■ DIRECTIONS FOR THIS TASK
Transcribe the records that follow exactly. Skip the pictures.
═══
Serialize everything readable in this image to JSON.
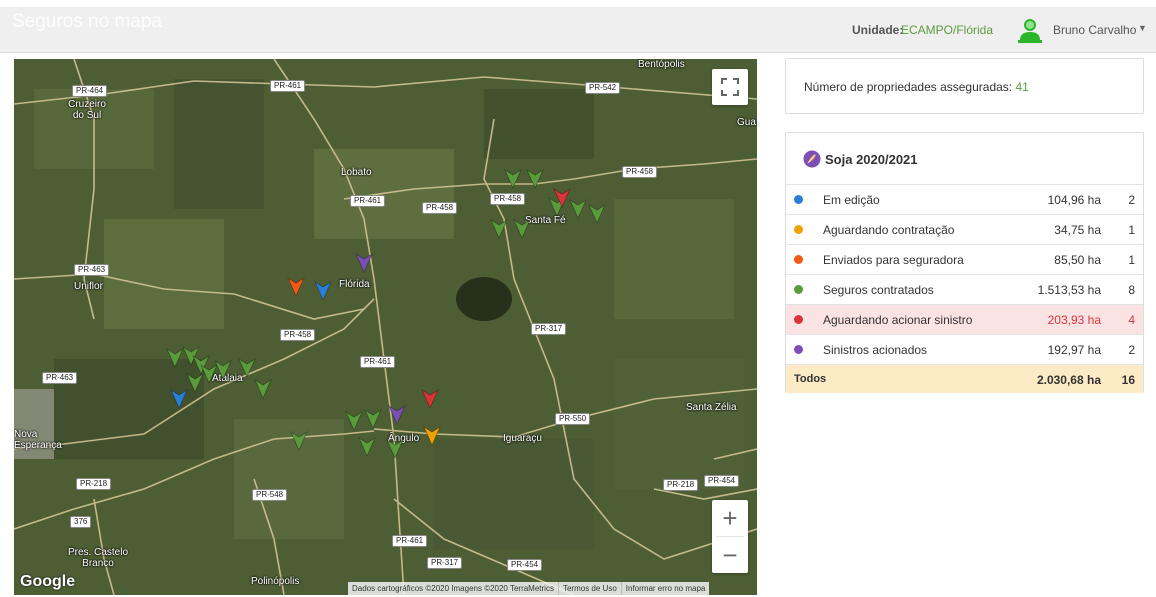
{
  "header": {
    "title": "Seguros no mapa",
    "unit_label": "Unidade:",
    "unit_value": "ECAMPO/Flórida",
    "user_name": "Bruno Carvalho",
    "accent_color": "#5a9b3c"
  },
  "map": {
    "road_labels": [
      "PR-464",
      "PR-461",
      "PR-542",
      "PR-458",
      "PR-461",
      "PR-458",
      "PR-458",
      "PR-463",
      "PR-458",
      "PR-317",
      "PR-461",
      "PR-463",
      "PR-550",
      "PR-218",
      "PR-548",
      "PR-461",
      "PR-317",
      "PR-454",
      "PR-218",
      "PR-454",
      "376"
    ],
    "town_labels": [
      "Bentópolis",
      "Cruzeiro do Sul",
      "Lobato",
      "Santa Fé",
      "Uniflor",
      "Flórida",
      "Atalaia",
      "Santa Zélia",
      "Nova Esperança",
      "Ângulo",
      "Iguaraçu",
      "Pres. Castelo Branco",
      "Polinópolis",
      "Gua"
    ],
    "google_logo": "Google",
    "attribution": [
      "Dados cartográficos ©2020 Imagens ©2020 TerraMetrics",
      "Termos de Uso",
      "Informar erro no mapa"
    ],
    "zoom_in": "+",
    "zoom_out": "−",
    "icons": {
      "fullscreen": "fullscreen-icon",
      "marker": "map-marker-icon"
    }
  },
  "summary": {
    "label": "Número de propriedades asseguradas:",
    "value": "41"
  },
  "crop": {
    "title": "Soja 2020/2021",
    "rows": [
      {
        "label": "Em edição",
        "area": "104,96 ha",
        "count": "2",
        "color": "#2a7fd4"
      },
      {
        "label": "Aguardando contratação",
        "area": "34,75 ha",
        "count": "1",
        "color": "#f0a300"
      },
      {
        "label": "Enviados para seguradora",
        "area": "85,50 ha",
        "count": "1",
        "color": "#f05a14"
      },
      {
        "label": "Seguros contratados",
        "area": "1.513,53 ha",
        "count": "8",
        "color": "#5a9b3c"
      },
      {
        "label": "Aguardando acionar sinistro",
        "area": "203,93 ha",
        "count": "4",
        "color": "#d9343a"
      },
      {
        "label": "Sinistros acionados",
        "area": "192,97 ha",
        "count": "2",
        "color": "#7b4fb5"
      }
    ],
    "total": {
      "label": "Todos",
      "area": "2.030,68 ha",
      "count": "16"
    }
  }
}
═══
■ COMPLETE ANSWER
Serialize everything readable in this image to JSON.
{
  "header": {
    "title": "Seguros no mapa",
    "unit_label": "Unidade:",
    "unit_value": "ECAMPO/Flórida",
    "user_name": "Bruno Carvalho",
    "accent_color": "#5a9b3c"
  },
  "map": {
    "road_labels": [
      "PR-464",
      "PR-461",
      "PR-542",
      "PR-458",
      "PR-461",
      "PR-458",
      "PR-458",
      "PR-463",
      "PR-458",
      "PR-317",
      "PR-461",
      "PR-463",
      "PR-550",
      "PR-218",
      "PR-548",
      "PR-461",
      "PR-317",
      "PR-454",
      "PR-218",
      "PR-454",
      "376"
    ],
    "town_labels": [
      "Bentópolis",
      "Cruzeiro do Sul",
      "Lobato",
      "Santa Fé",
      "Uniflor",
      "Flórida",
      "Atalaia",
      "Santa Zélia",
      "Nova Esperança",
      "Ângulo",
      "Iguaraçu",
      "Pres. Castelo Branco",
      "Polinópolis",
      "Gua"
    ],
    "google_logo": "Google",
    "attribution": [
      "Dados cartográficos ©2020 Imagens ©2020 TerraMetrics",
      "Termos de Uso",
      "Informar erro no mapa"
    ],
    "zoom_in": "+",
    "zoom_out": "−",
    "icons": {
      "fullscreen": "fullscreen-icon",
      "marker": "map-marker-icon"
    }
  },
  "summary": {
    "label": "Número de propriedades asseguradas:",
    "value": "41"
  },
  "crop": {
    "title": "Soja 2020/2021",
    "rows": [
      {
        "label": "Em edição",
        "area": "104,96 ha",
        "count": "2",
        "color": "#2a7fd4"
      },
      {
        "label": "Aguardando contratação",
        "area": "34,75 ha",
        "count": "1",
        "color": "#f0a300"
      },
      {
        "label": "Enviados para seguradora",
        "area": "85,50 ha",
        "count": "1",
        "color": "#f05a14"
      },
      {
        "label": "Seguros contratados",
        "area": "1.513,53 ha",
        "count": "8",
        "color": "#5a9b3c"
      },
      {
        "label": "Aguardando acionar sinistro",
        "area": "203,93 ha",
        "count": "4",
        "color": "#d9343a"
      },
      {
        "label": "Sinistros acionados",
        "area": "192,97 ha",
        "count": "2",
        "color": "#7b4fb5"
      }
    ],
    "total": {
      "label": "Todos",
      "area": "2.030,68 ha",
      "count": "16"
    }
  }
}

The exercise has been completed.